Structured figure records

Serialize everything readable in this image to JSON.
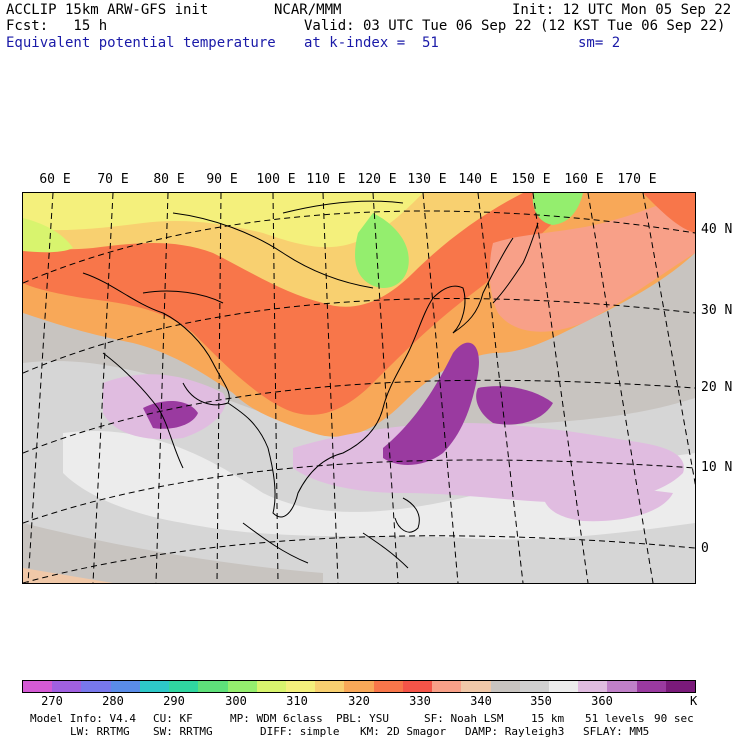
{
  "header": {
    "model_line": "ACCLIP 15km ARW-GFS init",
    "org": "NCAR/MMM",
    "init": "Init: 12 UTC Mon 05 Sep 22",
    "fcst": "Fcst:   15 h",
    "valid": "Valid: 03 UTC Tue 06 Sep 22 (12 KST Tue 06 Sep 22)",
    "field": "Equivalent potential temperature",
    "level": "at k-index =  51",
    "smooth": "sm= 2"
  },
  "map": {
    "lon_labels": [
      "60 E",
      "70 E",
      "80 E",
      "90 E",
      "100 E",
      "110 E",
      "120 E",
      "130 E",
      "140 E",
      "150 E",
      "160 E",
      "170 E"
    ],
    "lat_labels": [
      "40 N",
      "30 N",
      "20 N",
      "10 N",
      "0"
    ]
  },
  "colorbar": {
    "colors": [
      "#d45ad4",
      "#a060e0",
      "#7878ec",
      "#5a8ce8",
      "#2ec8c8",
      "#30d6a0",
      "#5ee07a",
      "#94ee6e",
      "#d8f46e",
      "#f4f07c",
      "#f8d070",
      "#f8a858",
      "#f8764a",
      "#f45448",
      "#f8a088",
      "#f0c8a8",
      "#c8c4c0",
      "#d0d0d0",
      "#ececec",
      "#e0bce0",
      "#c080c8",
      "#9a3aa0",
      "#7a1a7a"
    ],
    "ticks": [
      "270",
      "280",
      "290",
      "300",
      "310",
      "320",
      "330",
      "340",
      "350",
      "360"
    ],
    "unit": "K"
  },
  "footer": {
    "line1_a": "Model Info: V4.4",
    "line1_b": "CU: KF",
    "line1_c": "MP: WDM 6class",
    "line1_d": "PBL: YSU",
    "line1_e": "SF: Noah LSM",
    "line1_f": "15 km",
    "line1_g": "51 levels",
    "line1_h": "90 sec",
    "line2_a": "LW: RRTMG",
    "line2_b": "SW: RRTMG",
    "line2_c": "DIFF: simple",
    "line2_d": "KM: 2D Smagor",
    "line2_e": "DAMP: Rayleigh3",
    "line2_f": "SFLAY: MM5"
  }
}
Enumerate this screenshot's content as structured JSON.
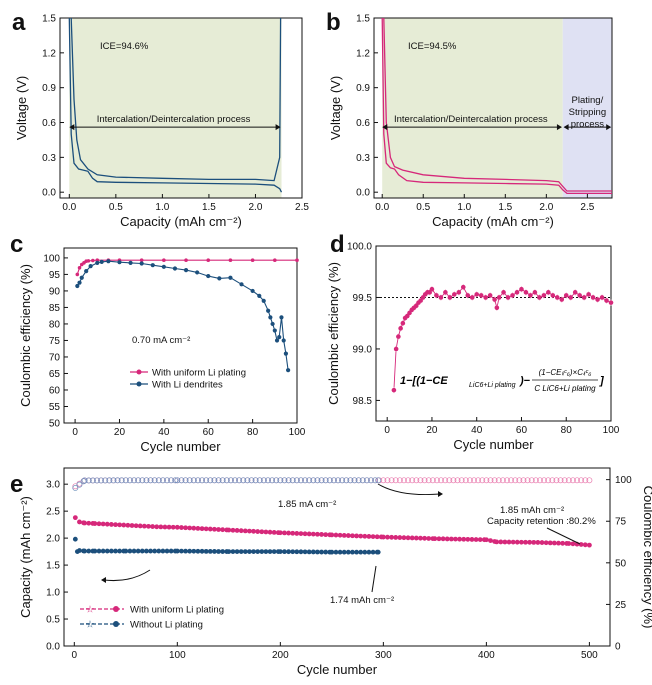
{
  "chart_data": [
    {
      "panel": "a",
      "type": "line",
      "xlabel": "Capacity (mAh cm⁻²)",
      "ylabel": "Voltage (V)",
      "xlim": [
        -0.1,
        2.5
      ],
      "ylim": [
        -0.05,
        1.5
      ],
      "xticks": [
        "0.0",
        "0.5",
        "1.0",
        "1.5",
        "2.0",
        "2.5"
      ],
      "yticks": [
        "0.0",
        "0.3",
        "0.6",
        "0.9",
        "1.2",
        "1.5"
      ],
      "annotation": "ICE=94.6%",
      "process_label": "Intercalation/Deintercalation process",
      "shaded_region": [
        0,
        2.28
      ],
      "shade_color": "#e6ecd6",
      "line_color": "#1c4f7c",
      "series": [
        {
          "role": "charge",
          "x": [
            0.02,
            0.05,
            0.08,
            0.12,
            0.2,
            0.3,
            0.5,
            1.0,
            1.5,
            2.0,
            2.2,
            2.26,
            2.27
          ],
          "y": [
            1.5,
            0.8,
            0.45,
            0.28,
            0.2,
            0.15,
            0.13,
            0.12,
            0.11,
            0.11,
            0.1,
            0.3,
            1.5
          ]
        },
        {
          "role": "discharge",
          "x": [
            0.0,
            0.02,
            0.05,
            0.1,
            0.15,
            0.2,
            0.25,
            0.3,
            0.5,
            1.0,
            1.5,
            2.0,
            2.2,
            2.26,
            2.28
          ],
          "y": [
            1.5,
            0.5,
            0.25,
            0.2,
            0.19,
            0.18,
            0.12,
            0.09,
            0.085,
            0.08,
            0.075,
            0.07,
            0.06,
            0.03,
            0.0
          ]
        }
      ]
    },
    {
      "panel": "b",
      "type": "line",
      "xlabel": "Capacity (mAh cm⁻²)",
      "ylabel": "Voltage (V)",
      "xlim": [
        -0.1,
        2.8
      ],
      "ylim": [
        -0.05,
        1.5
      ],
      "xticks": [
        "0.0",
        "0.5",
        "1.0",
        "1.5",
        "2.0",
        "2.5"
      ],
      "yticks": [
        "0.0",
        "0.3",
        "0.6",
        "0.9",
        "1.2",
        "1.5"
      ],
      "annotation": "ICE=94.5%",
      "process_label_1": "Intercalation/Deintercalation process",
      "process_label_2": [
        "Plating/",
        "Stripping",
        "process"
      ],
      "region_1": [
        0,
        2.2
      ],
      "region_2": [
        2.2,
        2.8
      ],
      "shade_color_1": "#e6ecd6",
      "shade_color_2": "#dfe1f3",
      "line_color": "#d6287a",
      "series": [
        {
          "role": "charge",
          "x": [
            0.02,
            0.05,
            0.1,
            0.15,
            0.25,
            0.5,
            1.0,
            1.5,
            2.0,
            2.15,
            2.2,
            2.25,
            2.8
          ],
          "y": [
            1.5,
            0.6,
            0.3,
            0.22,
            0.19,
            0.15,
            0.12,
            0.11,
            0.1,
            0.09,
            0.05,
            0.01,
            0.01
          ]
        },
        {
          "role": "discharge",
          "x": [
            0.0,
            0.02,
            0.05,
            0.1,
            0.15,
            0.2,
            0.3,
            0.5,
            1.0,
            1.5,
            2.0,
            2.15,
            2.2,
            2.25,
            2.8
          ],
          "y": [
            1.5,
            0.5,
            0.25,
            0.21,
            0.2,
            0.15,
            0.1,
            0.085,
            0.08,
            0.075,
            0.07,
            0.06,
            0.02,
            -0.01,
            -0.01
          ]
        }
      ]
    },
    {
      "panel": "c",
      "type": "line",
      "xlabel": "Cycle number",
      "ylabel": "Coulombic efficiency (%)",
      "xlim": [
        -5,
        100
      ],
      "ylim": [
        50,
        103
      ],
      "xticks": [
        "0",
        "20",
        "40",
        "60",
        "80",
        "100"
      ],
      "yticks": [
        "50",
        "55",
        "60",
        "65",
        "70",
        "75",
        "80",
        "85",
        "90",
        "95",
        "100"
      ],
      "annotation": "0.70 mA cm⁻²",
      "legend": [
        "With uniform Li plating",
        "With Li dendrites"
      ],
      "series": [
        {
          "name": "With uniform Li plating",
          "color": "#d6287a",
          "x": [
            1,
            2,
            3,
            4,
            5,
            6,
            8,
            10,
            15,
            20,
            30,
            40,
            50,
            60,
            70,
            80,
            90,
            100
          ],
          "y": [
            95,
            97,
            98,
            98.5,
            99,
            99.1,
            99.2,
            99.3,
            99.3,
            99.3,
            99.3,
            99.3,
            99.3,
            99.3,
            99.3,
            99.3,
            99.3,
            99.3
          ]
        },
        {
          "name": "With Li dendrites",
          "color": "#1c4f7c",
          "x": [
            1,
            2,
            3,
            5,
            7,
            10,
            12,
            15,
            20,
            25,
            30,
            35,
            40,
            45,
            50,
            55,
            60,
            65,
            70,
            75,
            80,
            83,
            85,
            87,
            88,
            89,
            90,
            91,
            92,
            93,
            94,
            95,
            96
          ],
          "y": [
            91.5,
            92.5,
            94,
            96,
            97.5,
            98.5,
            98.8,
            99,
            98.7,
            98.5,
            98.3,
            97.8,
            97.3,
            96.8,
            96.3,
            95.6,
            94.5,
            93.8,
            94,
            92,
            90,
            88.5,
            87,
            84,
            82,
            80,
            78,
            75,
            76,
            82,
            75,
            71,
            66
          ]
        }
      ]
    },
    {
      "panel": "d",
      "type": "scatter",
      "xlabel": "Cycle number",
      "ylabel": "Coulombic efficiency (%)",
      "xlim": [
        -5,
        100
      ],
      "ylim": [
        98.3,
        100
      ],
      "xticks": [
        "0",
        "20",
        "40",
        "60",
        "80",
        "100"
      ],
      "yticks": [
        "98.5",
        "99.0",
        "99.5",
        "100.0"
      ],
      "reference_line": 99.5,
      "formula": "1−[(1−CE_LiC6+Li plating)−(1−CE_LiC6)×C_LiC6 / C_LiC6+Li plating]",
      "series": [
        {
          "color": "#d6287a",
          "x": [
            3,
            4,
            5,
            6,
            7,
            8,
            9,
            10,
            11,
            12,
            13,
            14,
            15,
            16,
            17,
            18,
            19,
            20,
            22,
            24,
            26,
            28,
            30,
            32,
            34,
            36,
            38,
            40,
            42,
            44,
            46,
            48,
            49,
            50,
            52,
            54,
            56,
            58,
            60,
            62,
            64,
            66,
            68,
            70,
            72,
            74,
            76,
            78,
            80,
            82,
            84,
            86,
            88,
            90,
            92,
            94,
            96,
            98,
            100
          ],
          "y": [
            98.6,
            99.0,
            99.12,
            99.2,
            99.25,
            99.3,
            99.32,
            99.35,
            99.38,
            99.4,
            99.42,
            99.45,
            99.47,
            99.5,
            99.53,
            99.55,
            99.55,
            99.58,
            99.52,
            99.5,
            99.55,
            99.5,
            99.53,
            99.55,
            99.6,
            99.52,
            99.5,
            99.53,
            99.52,
            99.5,
            99.52,
            99.48,
            99.4,
            99.5,
            99.55,
            99.5,
            99.52,
            99.55,
            99.58,
            99.55,
            99.52,
            99.55,
            99.5,
            99.52,
            99.55,
            99.52,
            99.5,
            99.48,
            99.52,
            99.5,
            99.55,
            99.52,
            99.5,
            99.53,
            99.5,
            99.48,
            99.5,
            99.47,
            99.45
          ]
        }
      ]
    },
    {
      "panel": "e",
      "type": "scatter",
      "xlabel": "Cycle number",
      "ylabel": "Capacity (mAh cm⁻²)",
      "ylabel_right": "Coulombic efficiency (%)",
      "xlim": [
        -10,
        520
      ],
      "ylim": [
        0,
        3.3
      ],
      "ylim_right": [
        0,
        107
      ],
      "xticks": [
        "0",
        "100",
        "200",
        "300",
        "400",
        "500"
      ],
      "yticks": [
        "0.0",
        "0.5",
        "1.0",
        "1.5",
        "2.0",
        "2.5",
        "3.0"
      ],
      "yticks_right": [
        "0",
        "25",
        "50",
        "75",
        "100"
      ],
      "annotations": [
        "1.85 mA cm⁻²",
        "1.85 mAh cm⁻²",
        "Capacity retention :80.2%",
        "1.74 mAh cm⁻²"
      ],
      "legend": [
        "With uniform Li plating",
        "Without Li plating"
      ],
      "series": [
        {
          "name": "With uniform Li plating",
          "metric": "capacity",
          "color": "#d6287a",
          "x": [
            1,
            5,
            10,
            20,
            40,
            60,
            80,
            100,
            150,
            200,
            250,
            300,
            350,
            400,
            410,
            450,
            480,
            500
          ],
          "y": [
            2.38,
            2.3,
            2.28,
            2.27,
            2.25,
            2.23,
            2.21,
            2.2,
            2.15,
            2.1,
            2.06,
            2.02,
            1.99,
            1.97,
            1.93,
            1.92,
            1.9,
            1.87
          ]
        },
        {
          "name": "Without Li plating",
          "metric": "capacity",
          "color": "#1c4f7c",
          "x": [
            1,
            3,
            5,
            10,
            20,
            50,
            100,
            150,
            200,
            250,
            295
          ],
          "y": [
            1.98,
            1.75,
            1.77,
            1.76,
            1.76,
            1.76,
            1.76,
            1.75,
            1.75,
            1.74,
            1.74
          ]
        },
        {
          "name": "With uniform Li plating",
          "metric": "coulombic_efficiency",
          "color": "#d6287a",
          "x": [
            1,
            10,
            50,
            100,
            200,
            300,
            400,
            500
          ],
          "y": [
            96,
            99.5,
            99.6,
            99.6,
            99.6,
            99.6,
            99.6,
            99.6
          ]
        },
        {
          "name": "Without Li plating",
          "metric": "coulombic_efficiency",
          "color": "#1c4f7c",
          "x": [
            1,
            10,
            50,
            100,
            200,
            295
          ],
          "y": [
            95,
            99.5,
            99.6,
            99.6,
            99.6,
            99.6
          ]
        }
      ]
    }
  ]
}
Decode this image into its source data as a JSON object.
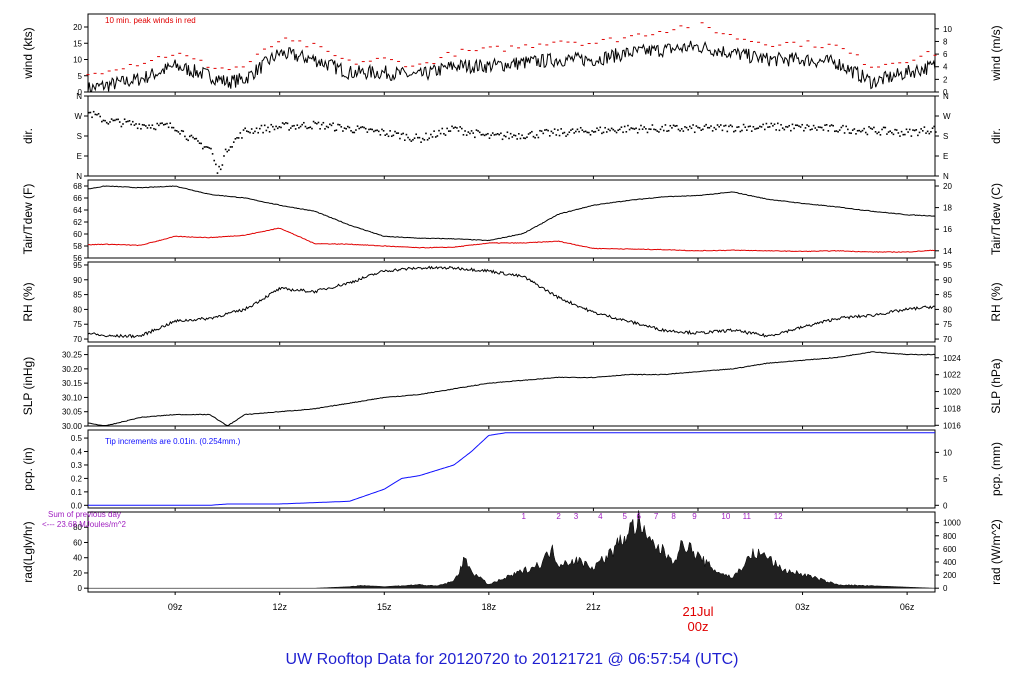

WRITTEN INSTRUCTION → Of the lines in this data, how many contain "Intercalation"? Reply with only the number.

RESPONSE FOR THIS EXERCISE → 2